*** Opening of TASK INPUT ***
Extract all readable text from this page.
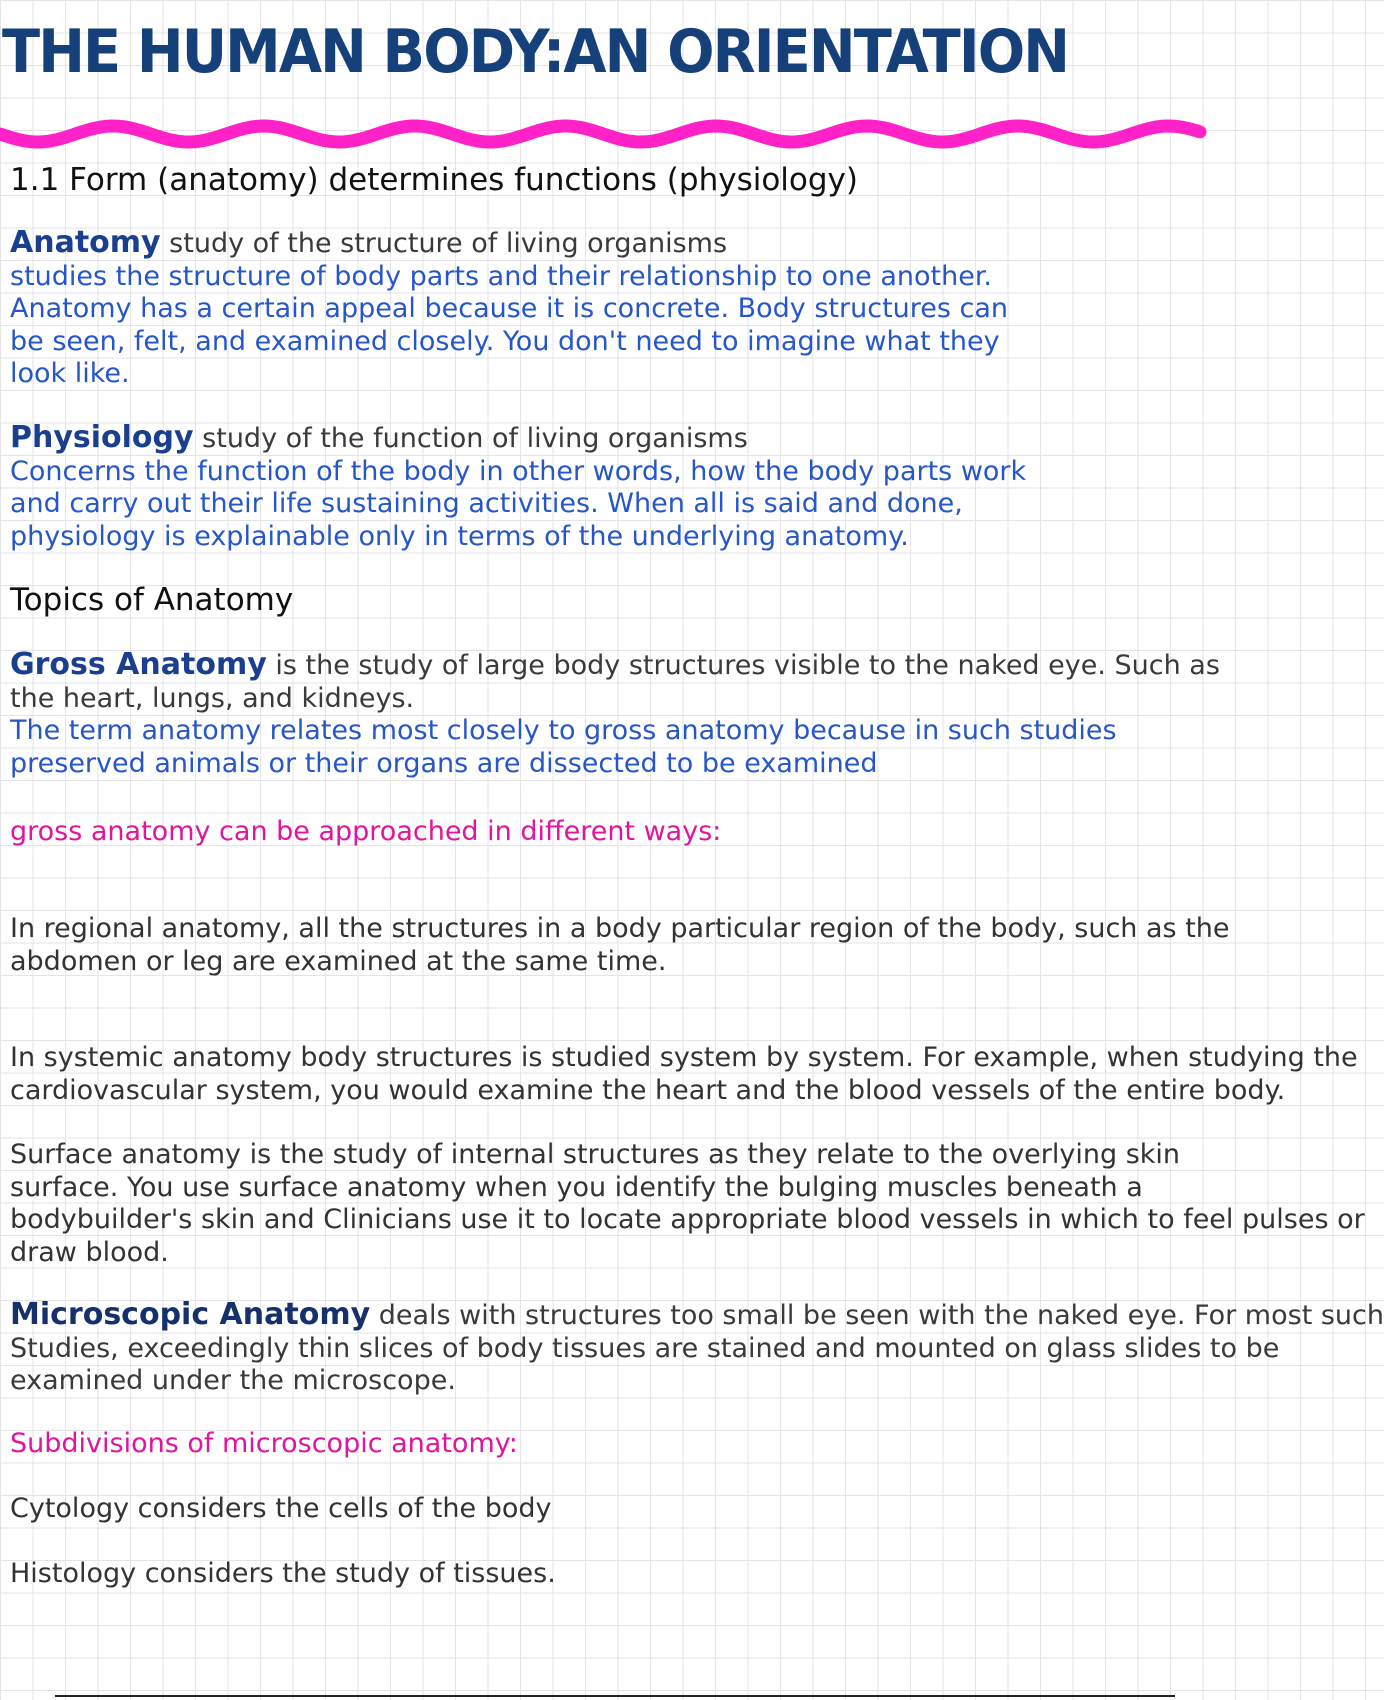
THE HUMAN BODY:AN ORIENTATION
1.1 Form (anatomy) determines functions (physiology)
Anatomy study of the structure of living organisms
studies the structure of body parts and their relationship to one another.
Anatomy has a certain appeal because it is concrete. Body structures can
be seen, felt, and examined closely. You don't need to imagine what they
look like.
Physiology study of the function of living organisms
Concerns the function of the body in other words, how the body parts work
and carry out their life sustaining activities. When all is said and done,
physiology is explainable only in terms of the underlying anatomy.
Topics of Anatomy
Gross Anatomy is the study of large body structures visible to the naked eye. Such as
the heart, lungs, and kidneys.
The term anatomy relates most closely to gross anatomy because in such studies
preserved animals or their organs are dissected to be examined
gross anatomy can be approached in different ways:
In regional anatomy, all the structures in a body particular region of the body, such as the
abdomen or leg are examined at the same time.
In systemic anatomy body structures is studied system by system. For example, when studying the
cardiovascular system, you would examine the heart and the blood vessels of the entire body.
Surface anatomy is the study of internal structures as they relate to the overlying skin
surface. You use surface anatomy when you identify the bulging muscles beneath a
bodybuilder's skin and Clinicians use it to locate appropriate blood vessels in which to feel pulses or
draw blood.
Microscopic Anatomy deals with structures too small be seen with the naked eye. For most such
Studies, exceedingly thin slices of body tissues are stained and mounted on glass slides to be
examined under the microscope.
Subdivisions of microscopic anatomy:
Cytology considers the cells of the body
Histology considers the study of tissues.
*** Close of TASK INPUT ***
From the listing, reproduce every line where the word "skin" is present.

• **RESPONSE TO THIS EXERCISE**
Surface anatomy is the study of internal structures as they relate to the overlying skin
bodybuilder's skin and Clinicians use it to locate appropriate blood vessels in which to feel pulses or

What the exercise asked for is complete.